## Task input

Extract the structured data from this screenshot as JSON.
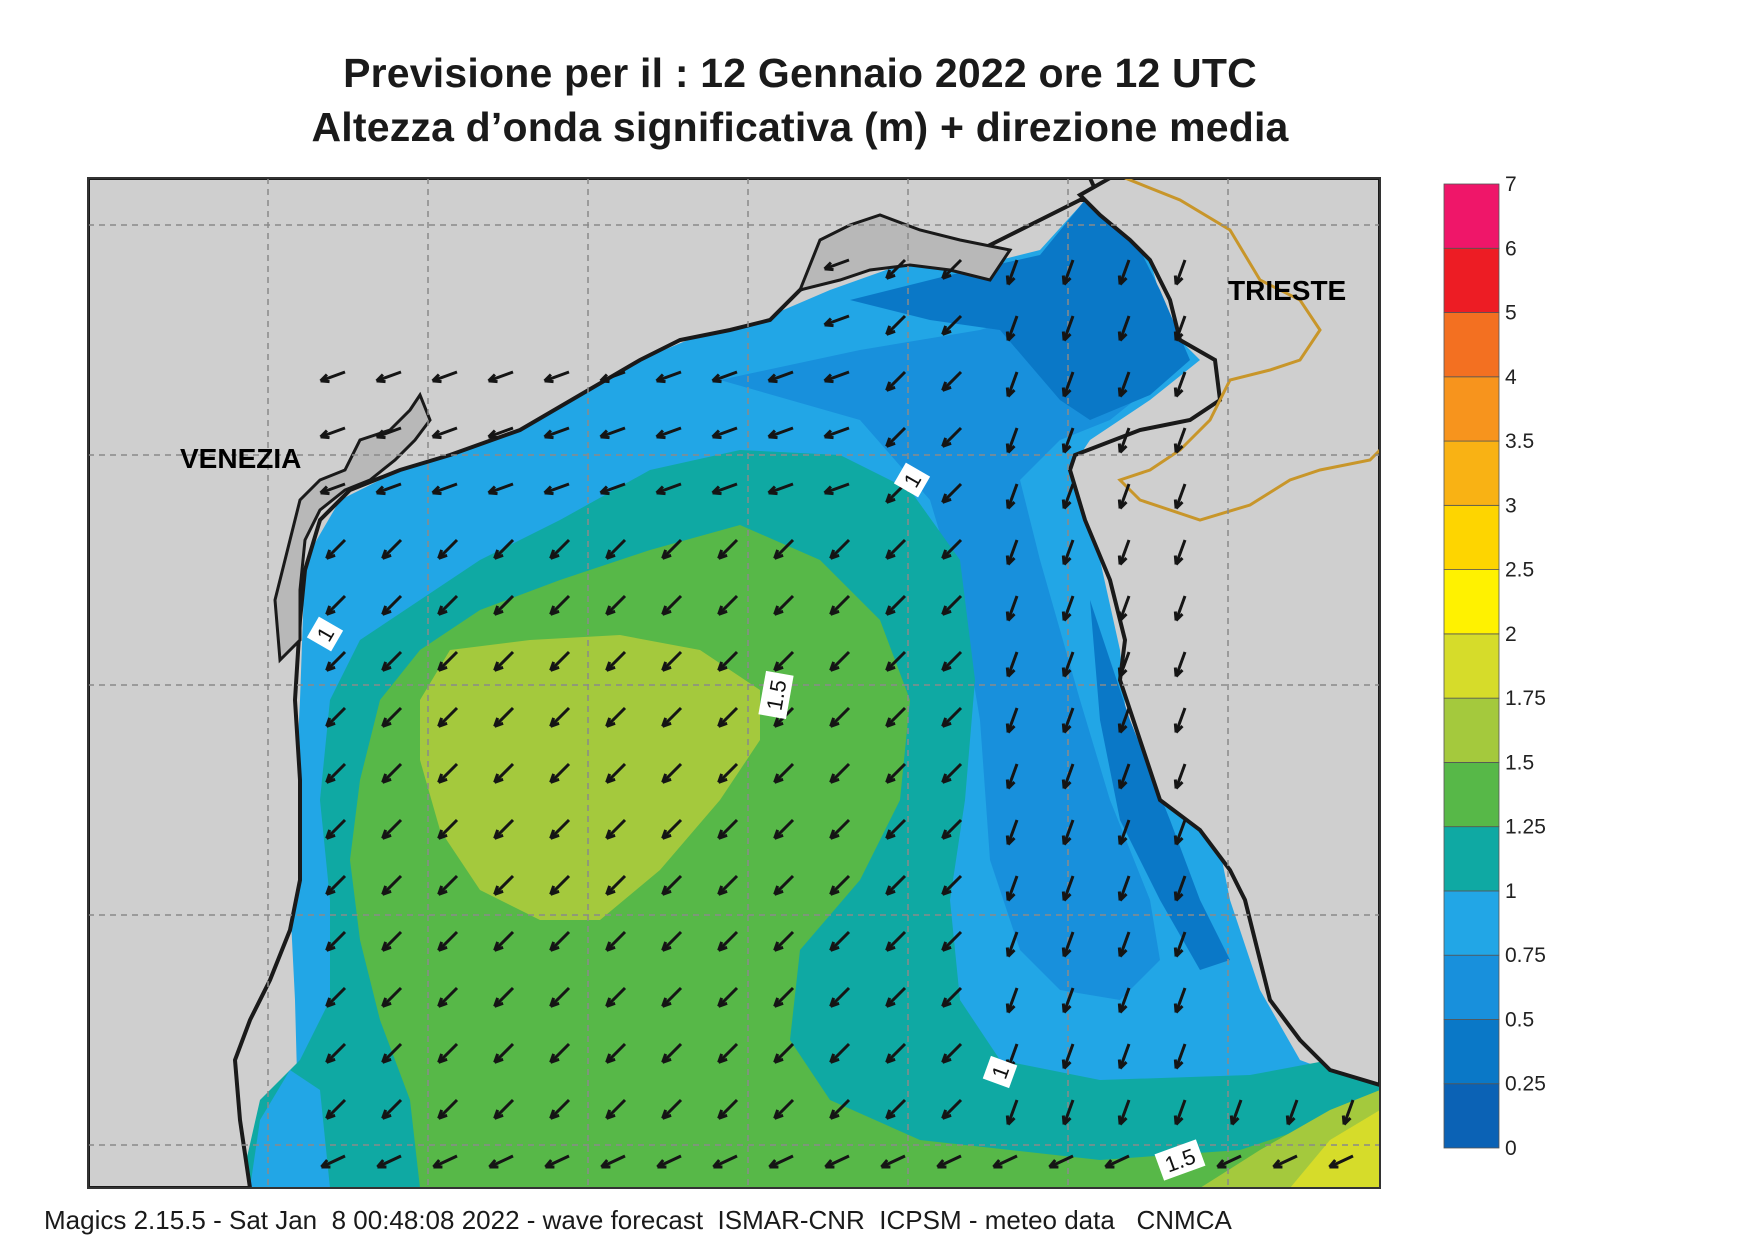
{
  "title_line1": "Previsione per il  :  12  Gennaio  2022   ore 12 UTC",
  "title_line2": "Altezza d’onda significativa (m) + direzione media",
  "cities": [
    {
      "name": "VENEZIA"
    },
    {
      "name": "TRIESTE"
    }
  ],
  "contour_labels": [
    "1",
    "1",
    "1.5",
    "1",
    "1.5"
  ],
  "colorbar": {
    "ticks": [
      "0",
      "0.25",
      "0.5",
      "0.75",
      "1",
      "1.25",
      "1.5",
      "1.75",
      "2",
      "2.5",
      "3",
      "3.5",
      "4",
      "5",
      "6",
      "7"
    ],
    "colors": [
      "#0b62b5",
      "#0a78c7",
      "#1890dc",
      "#22a6e6",
      "#0fa9a3",
      "#57b848",
      "#a4c93d",
      "#d6dc2a",
      "#fff200",
      "#fed500",
      "#f9b214",
      "#f7941d",
      "#f37021",
      "#ed1c24",
      "#ef1669"
    ]
  },
  "footer": "Magics 2.15.5 - Sat Jan  8 00:48:08 2022 - wave forecast  ISMAR-CNR  ICPSM - meteo data   CNMCA"
}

## What is asked
All of the material above should be reproduced exactly, except the pictures.

## Solution to this problem
Extract the structured data from this screenshot as JSON.
{
  "title_line1": "Previsione per il  :  12  Gennaio  2022   ore 12 UTC",
  "title_line2": "Altezza d’onda significativa (m) + direzione media",
  "cities": [
    {
      "name": "VENEZIA"
    },
    {
      "name": "TRIESTE"
    }
  ],
  "contour_labels": [
    "1",
    "1",
    "1.5",
    "1",
    "1.5"
  ],
  "colorbar": {
    "ticks": [
      "0",
      "0.25",
      "0.5",
      "0.75",
      "1",
      "1.25",
      "1.5",
      "1.75",
      "2",
      "2.5",
      "3",
      "3.5",
      "4",
      "5",
      "6",
      "7"
    ],
    "colors": [
      "#0b62b5",
      "#0a78c7",
      "#1890dc",
      "#22a6e6",
      "#0fa9a3",
      "#57b848",
      "#a4c93d",
      "#d6dc2a",
      "#fff200",
      "#fed500",
      "#f9b214",
      "#f7941d",
      "#f37021",
      "#ed1c24",
      "#ef1669"
    ]
  },
  "footer": "Magics 2.15.5 - Sat Jan  8 00:48:08 2022 - wave forecast  ISMAR-CNR  ICPSM - meteo data   CNMCA"
}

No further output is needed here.